• Given task
Take the entries below and reproduce them word for word.
━━━━━━━━
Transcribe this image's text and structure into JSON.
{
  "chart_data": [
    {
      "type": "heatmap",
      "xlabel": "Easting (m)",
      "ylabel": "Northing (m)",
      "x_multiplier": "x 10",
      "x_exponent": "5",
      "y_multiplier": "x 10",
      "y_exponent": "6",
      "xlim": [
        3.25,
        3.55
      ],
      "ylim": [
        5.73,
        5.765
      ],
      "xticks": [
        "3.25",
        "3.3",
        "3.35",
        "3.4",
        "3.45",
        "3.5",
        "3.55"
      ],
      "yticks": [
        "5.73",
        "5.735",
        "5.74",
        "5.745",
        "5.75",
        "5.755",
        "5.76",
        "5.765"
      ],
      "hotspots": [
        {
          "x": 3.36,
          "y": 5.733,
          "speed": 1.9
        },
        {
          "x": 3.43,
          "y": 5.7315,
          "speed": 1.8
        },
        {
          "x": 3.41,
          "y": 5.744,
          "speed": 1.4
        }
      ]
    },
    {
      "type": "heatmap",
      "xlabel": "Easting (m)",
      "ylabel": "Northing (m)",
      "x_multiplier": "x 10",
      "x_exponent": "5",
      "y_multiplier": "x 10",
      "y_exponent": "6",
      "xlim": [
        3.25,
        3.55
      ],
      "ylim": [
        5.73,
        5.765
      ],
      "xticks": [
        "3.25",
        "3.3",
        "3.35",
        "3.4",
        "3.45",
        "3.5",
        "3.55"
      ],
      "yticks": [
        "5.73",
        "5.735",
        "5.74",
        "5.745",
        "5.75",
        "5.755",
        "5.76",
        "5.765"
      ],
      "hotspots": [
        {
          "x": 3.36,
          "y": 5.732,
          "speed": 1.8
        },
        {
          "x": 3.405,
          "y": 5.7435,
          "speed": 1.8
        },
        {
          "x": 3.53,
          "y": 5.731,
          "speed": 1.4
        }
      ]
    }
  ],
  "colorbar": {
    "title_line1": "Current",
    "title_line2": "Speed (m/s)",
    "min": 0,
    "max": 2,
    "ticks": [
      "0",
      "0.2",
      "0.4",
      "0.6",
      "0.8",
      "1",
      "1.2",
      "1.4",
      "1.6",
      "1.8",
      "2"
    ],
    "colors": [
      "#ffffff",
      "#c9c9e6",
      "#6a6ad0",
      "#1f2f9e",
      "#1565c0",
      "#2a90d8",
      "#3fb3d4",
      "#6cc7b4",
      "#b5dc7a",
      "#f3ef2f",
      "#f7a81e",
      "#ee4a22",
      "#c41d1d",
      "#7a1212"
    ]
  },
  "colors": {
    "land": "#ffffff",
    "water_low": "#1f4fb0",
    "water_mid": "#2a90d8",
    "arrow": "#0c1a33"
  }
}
━━━━━━━━
• Expected output
Transcribe this image's text and structure into JSON.
{
  "chart_data": [
    {
      "type": "heatmap",
      "xlabel": "Easting (m)",
      "ylabel": "Northing (m)",
      "x_multiplier": "x 10",
      "x_exponent": "5",
      "y_multiplier": "x 10",
      "y_exponent": "6",
      "xlim": [
        3.25,
        3.55
      ],
      "ylim": [
        5.73,
        5.765
      ],
      "xticks": [
        "3.25",
        "3.3",
        "3.35",
        "3.4",
        "3.45",
        "3.5",
        "3.55"
      ],
      "yticks": [
        "5.73",
        "5.735",
        "5.74",
        "5.745",
        "5.75",
        "5.755",
        "5.76",
        "5.765"
      ],
      "hotspots": [
        {
          "x": 3.36,
          "y": 5.733,
          "speed": 1.9
        },
        {
          "x": 3.43,
          "y": 5.7315,
          "speed": 1.8
        },
        {
          "x": 3.41,
          "y": 5.744,
          "speed": 1.4
        }
      ]
    },
    {
      "type": "heatmap",
      "xlabel": "Easting (m)",
      "ylabel": "Northing (m)",
      "x_multiplier": "x 10",
      "x_exponent": "5",
      "y_multiplier": "x 10",
      "y_exponent": "6",
      "xlim": [
        3.25,
        3.55
      ],
      "ylim": [
        5.73,
        5.765
      ],
      "xticks": [
        "3.25",
        "3.3",
        "3.35",
        "3.4",
        "3.45",
        "3.5",
        "3.55"
      ],
      "yticks": [
        "5.73",
        "5.735",
        "5.74",
        "5.745",
        "5.75",
        "5.755",
        "5.76",
        "5.765"
      ],
      "hotspots": [
        {
          "x": 3.36,
          "y": 5.732,
          "speed": 1.8
        },
        {
          "x": 3.405,
          "y": 5.7435,
          "speed": 1.8
        },
        {
          "x": 3.53,
          "y": 5.731,
          "speed": 1.4
        }
      ]
    }
  ],
  "colorbar": {
    "title_line1": "Current",
    "title_line2": "Speed (m/s)",
    "min": 0,
    "max": 2,
    "ticks": [
      "0",
      "0.2",
      "0.4",
      "0.6",
      "0.8",
      "1",
      "1.2",
      "1.4",
      "1.6",
      "1.8",
      "2"
    ],
    "colors": [
      "#ffffff",
      "#c9c9e6",
      "#6a6ad0",
      "#1f2f9e",
      "#1565c0",
      "#2a90d8",
      "#3fb3d4",
      "#6cc7b4",
      "#b5dc7a",
      "#f3ef2f",
      "#f7a81e",
      "#ee4a22",
      "#c41d1d",
      "#7a1212"
    ]
  },
  "colors": {
    "land": "#ffffff",
    "water_low": "#1f4fb0",
    "water_mid": "#2a90d8",
    "arrow": "#0c1a33"
  }
}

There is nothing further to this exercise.